#### Materials provided ####

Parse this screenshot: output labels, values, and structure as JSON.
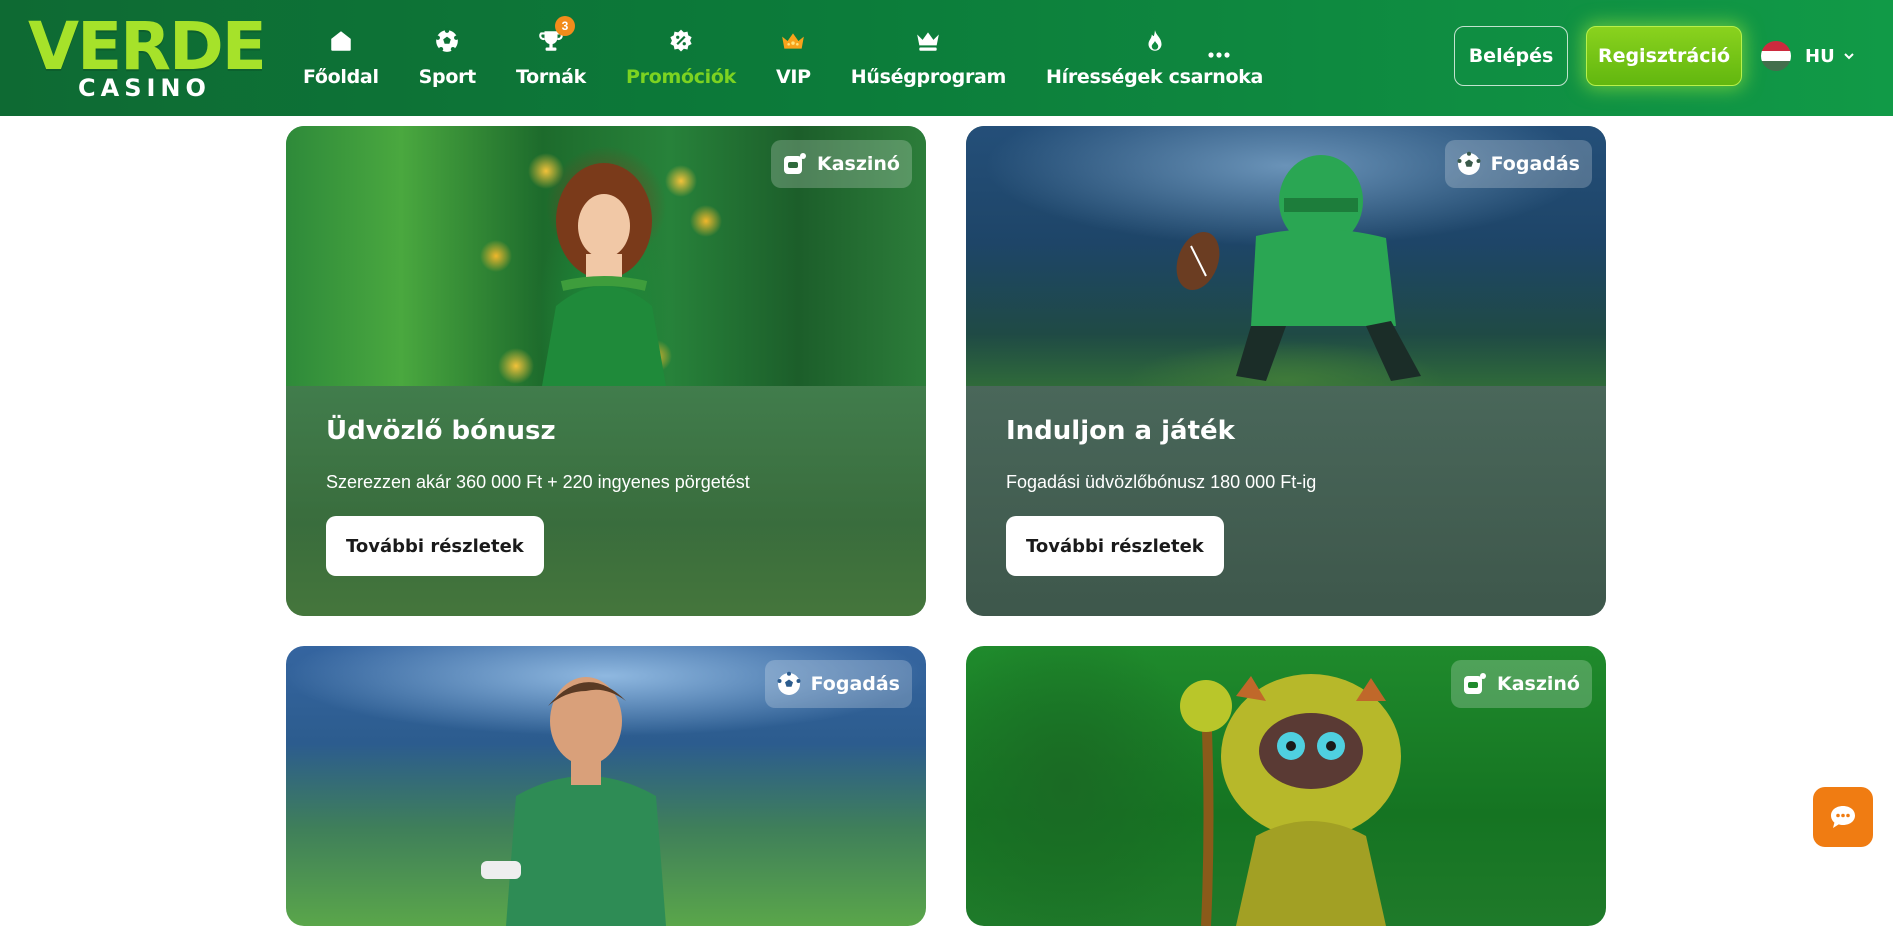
{
  "brand": {
    "name": "VERDE",
    "sub": "CASINO"
  },
  "nav": [
    {
      "label": "Főoldal",
      "icon": "home-icon"
    },
    {
      "label": "Sport",
      "icon": "soccer-ball-icon"
    },
    {
      "label": "Tornák",
      "icon": "trophy-icon",
      "badge": "3"
    },
    {
      "label": "Promóciók",
      "icon": "promo-badge-icon",
      "active": true
    },
    {
      "label": "VIP",
      "icon": "crown-icon"
    },
    {
      "label": "Hűségprogram",
      "icon": "loyalty-crown-icon"
    },
    {
      "label": "Hírességek csarnoka",
      "icon": "flame-icon"
    }
  ],
  "header": {
    "login_label": "Belépés",
    "register_label": "Regisztráció",
    "language": "HU"
  },
  "promos": [
    {
      "tag": "Kaszinó",
      "title": "Üdvözlő bónusz",
      "subtitle": "Szerezzen akár 360 000 Ft + 220 ingyenes pörgetést",
      "button": "További részletek"
    },
    {
      "tag": "Fogadás",
      "title": "Induljon a játék",
      "subtitle": "Fogadási üdvözlőbónusz 180 000 Ft-ig",
      "button": "További részletek"
    },
    {
      "tag": "Fogadás"
    },
    {
      "tag": "Kaszinó"
    }
  ],
  "colors": {
    "header_green": "#0c7c3a",
    "logo_lime": "#a6e22a",
    "active_nav": "#7cd321",
    "register_btn": "#6cbf14",
    "chat_orange": "#f07c12",
    "badge_orange": "#f28c1b"
  }
}
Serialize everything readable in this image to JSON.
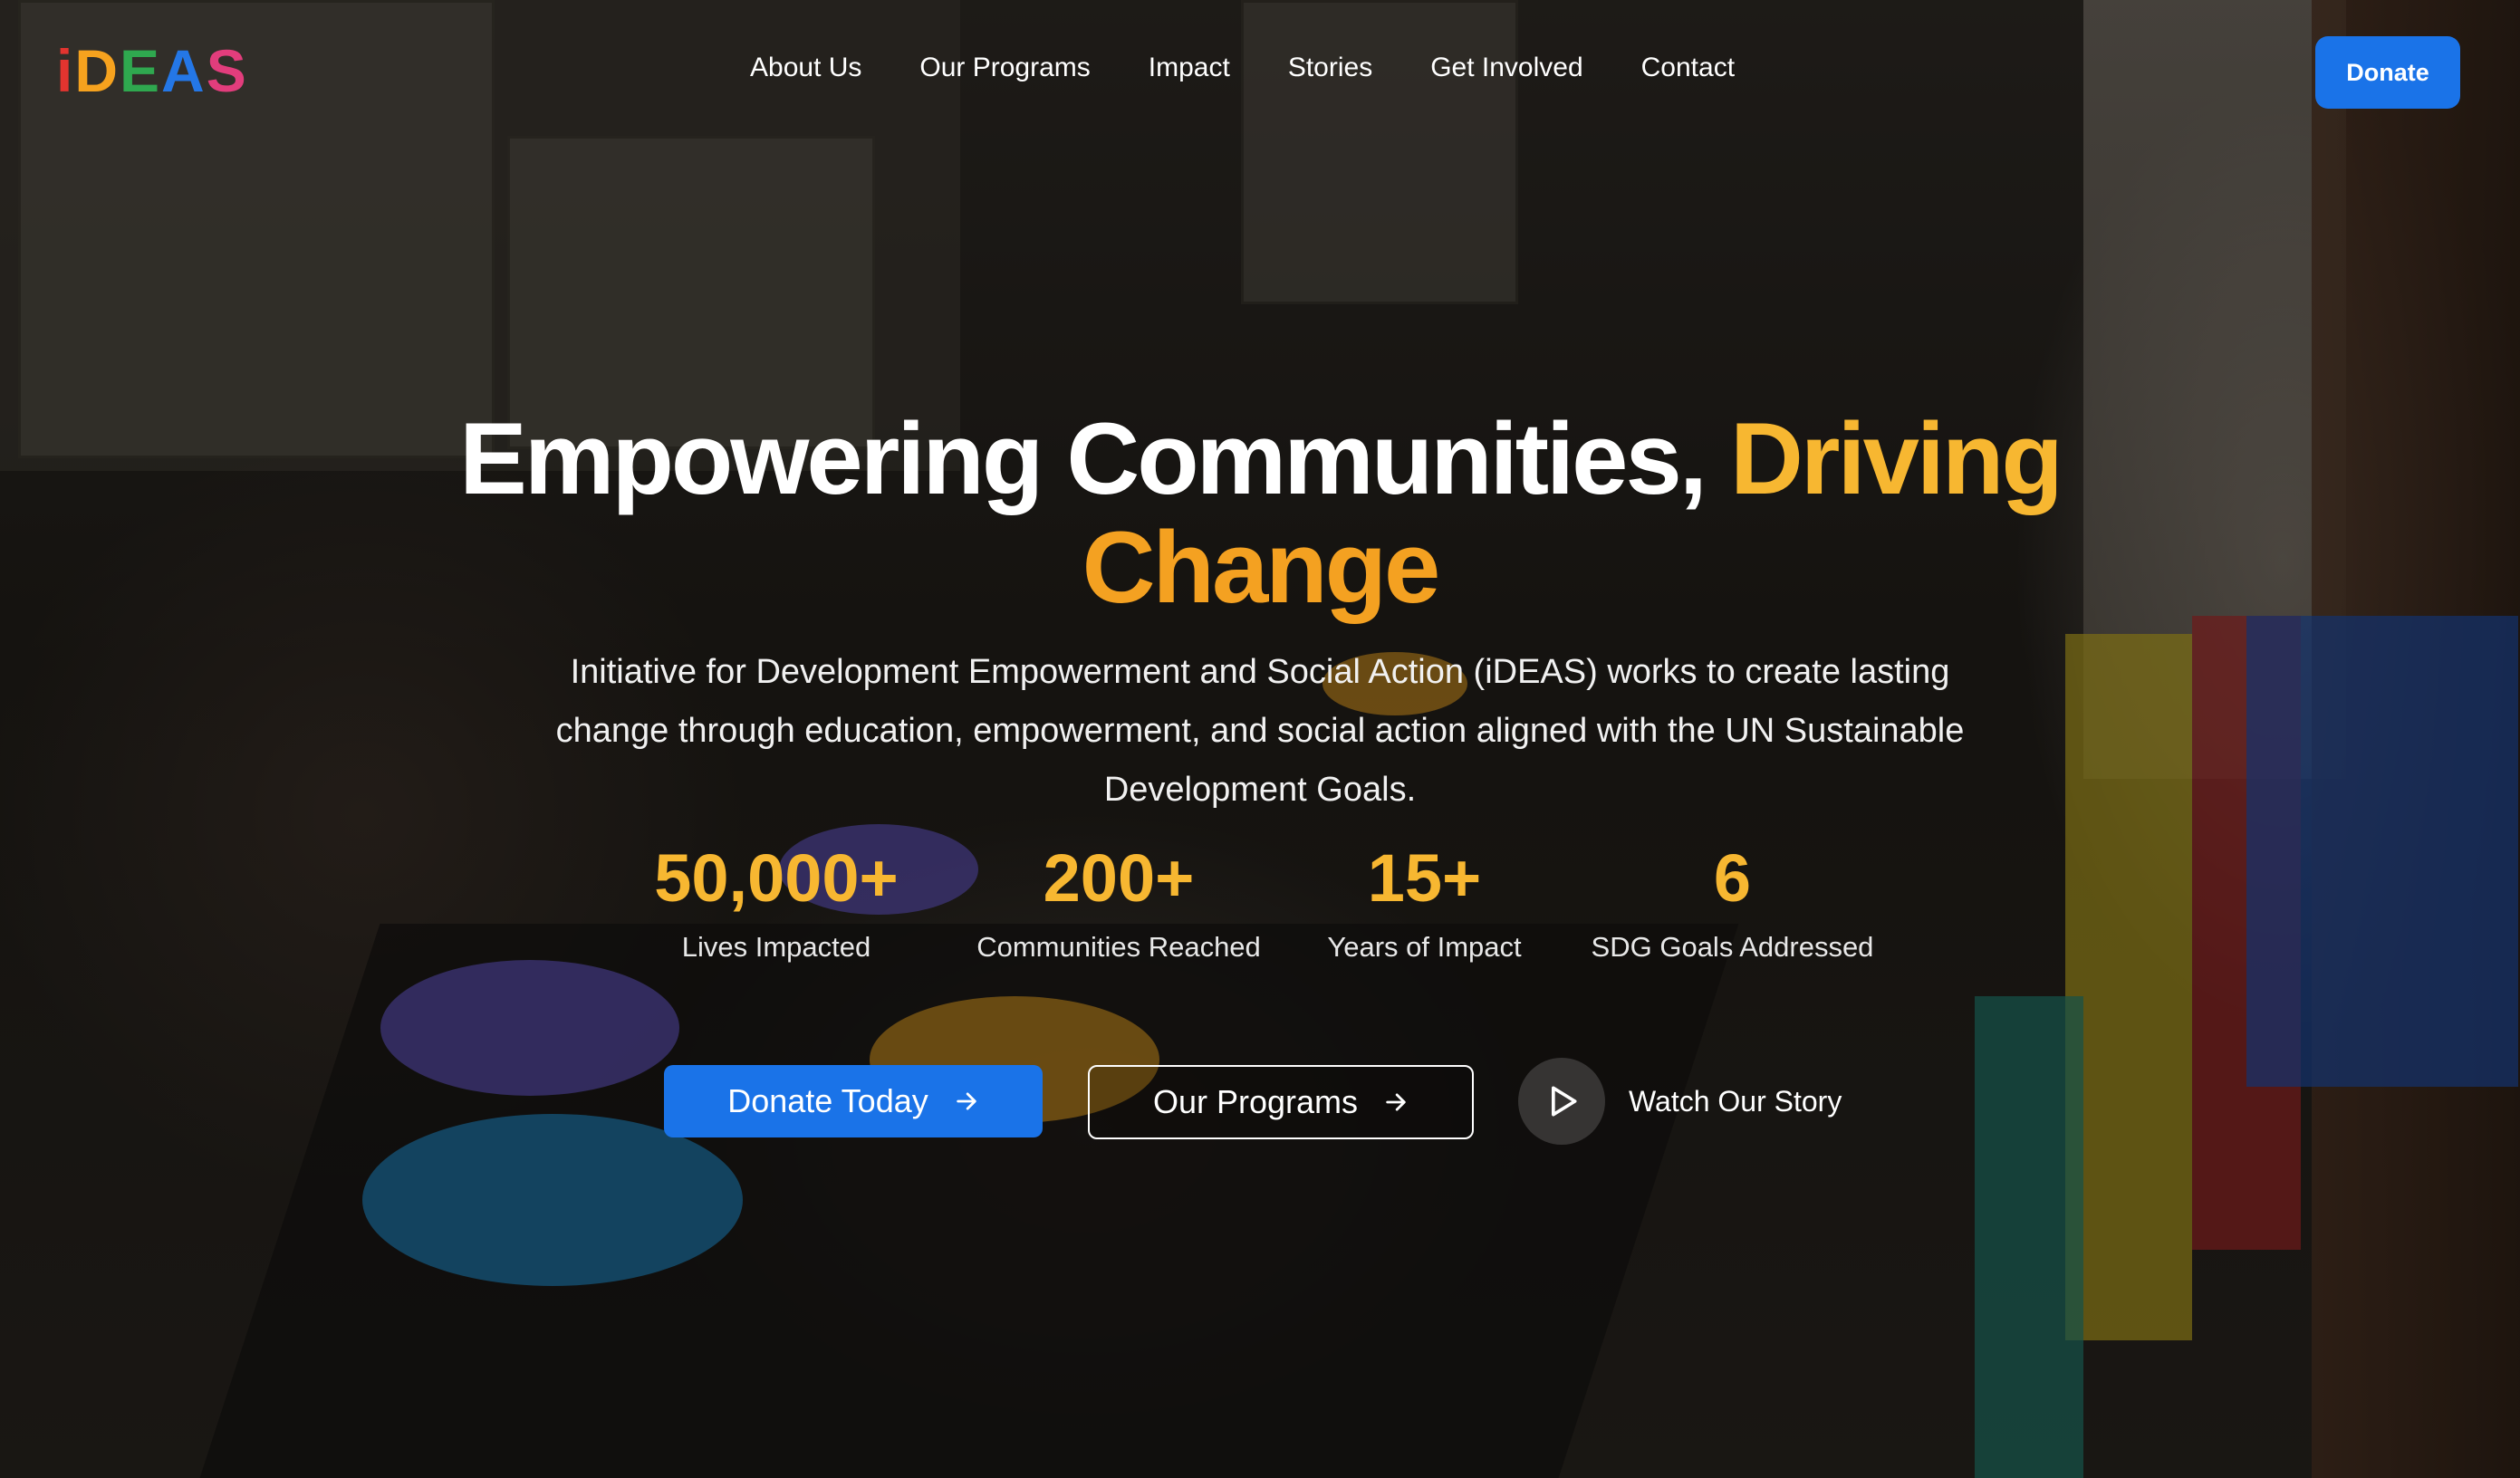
{
  "brand": {
    "logo_letters": [
      {
        "char": "i",
        "color": "#e3342f"
      },
      {
        "char": "D",
        "color": "#f6a21e"
      },
      {
        "char": "E",
        "color": "#2fa84f"
      },
      {
        "char": "A",
        "color": "#2477e6"
      },
      {
        "char": "S",
        "color": "#e23d7c"
      }
    ]
  },
  "nav": {
    "links": [
      "About Us",
      "Our Programs",
      "Impact",
      "Stories",
      "Get Involved",
      "Contact"
    ],
    "donate_label": "Donate"
  },
  "hero": {
    "headline_part1": "Empowering Communities, ",
    "headline_accent1": "Driving",
    "headline_accent2": "Change",
    "subtitle": "Initiative for Development Empowerment and Social Action (iDEAS) works to create lasting change through education, empowerment, and social action aligned with the UN Sustainable Development Goals."
  },
  "stats": [
    {
      "value": "50,000+",
      "label": "Lives Impacted"
    },
    {
      "value": "200+",
      "label": "Communities Reached"
    },
    {
      "value": "15+",
      "label": "Years of Impact"
    },
    {
      "value": "6",
      "label": "SDG Goals Addressed"
    }
  ],
  "actions": {
    "donate_today": "Donate Today",
    "our_programs": "Our Programs",
    "watch_story": "Watch Our Story"
  },
  "colors": {
    "primary": "#1a73e8",
    "accent": "#f7b731"
  }
}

####

Your copy should match the entries exactly, minus the pictures.

=== Problem solution ===
Parse this screenshot: output labels, values, and structure as JSON.
{
  "brand": {
    "name": "VERDE",
    "sub": "CASINO"
  },
  "nav": [
    {
      "label": "Főoldal",
      "icon": "home-icon"
    },
    {
      "label": "Sport",
      "icon": "soccer-ball-icon"
    },
    {
      "label": "Tornák",
      "icon": "trophy-icon",
      "badge": "3"
    },
    {
      "label": "Promóciók",
      "icon": "promo-badge-icon",
      "active": true
    },
    {
      "label": "VIP",
      "icon": "crown-icon"
    },
    {
      "label": "Hűségprogram",
      "icon": "loyalty-crown-icon"
    },
    {
      "label": "Hírességek csarnoka",
      "icon": "flame-icon"
    }
  ],
  "header": {
    "login_label": "Belépés",
    "register_label": "Regisztráció",
    "language": "HU"
  },
  "promos": [
    {
      "tag": "Kaszinó",
      "title": "Üdvözlő bónusz",
      "subtitle": "Szerezzen akár 360 000 Ft + 220 ingyenes pörgetést",
      "button": "További részletek"
    },
    {
      "tag": "Fogadás",
      "title": "Induljon a játék",
      "subtitle": "Fogadási üdvözlőbónusz 180 000 Ft-ig",
      "button": "További részletek"
    },
    {
      "tag": "Fogadás"
    },
    {
      "tag": "Kaszinó"
    }
  ],
  "colors": {
    "header_green": "#0c7c3a",
    "logo_lime": "#a6e22a",
    "active_nav": "#7cd321",
    "register_btn": "#6cbf14",
    "chat_orange": "#f07c12",
    "badge_orange": "#f28c1b"
  }
}
Serialize everything readable in this image to JSON.
{
  "brand": {
    "logo_letters": [
      {
        "char": "i",
        "color": "#e3342f"
      },
      {
        "char": "D",
        "color": "#f6a21e"
      },
      {
        "char": "E",
        "color": "#2fa84f"
      },
      {
        "char": "A",
        "color": "#2477e6"
      },
      {
        "char": "S",
        "color": "#e23d7c"
      }
    ]
  },
  "nav": {
    "links": [
      "About Us",
      "Our Programs",
      "Impact",
      "Stories",
      "Get Involved",
      "Contact"
    ],
    "donate_label": "Donate"
  },
  "hero": {
    "headline_part1": "Empowering Communities, ",
    "headline_accent1": "Driving",
    "headline_accent2": "Change",
    "subtitle": "Initiative for Development Empowerment and Social Action (iDEAS) works to create lasting change through education, empowerment, and social action aligned with the UN Sustainable Development Goals."
  },
  "stats": [
    {
      "value": "50,000+",
      "label": "Lives Impacted"
    },
    {
      "value": "200+",
      "label": "Communities Reached"
    },
    {
      "value": "15+",
      "label": "Years of Impact"
    },
    {
      "value": "6",
      "label": "SDG Goals Addressed"
    }
  ],
  "actions": {
    "donate_today": "Donate Today",
    "our_programs": "Our Programs",
    "watch_story": "Watch Our Story"
  },
  "colors": {
    "primary": "#1a73e8",
    "accent": "#f7b731"
  }
}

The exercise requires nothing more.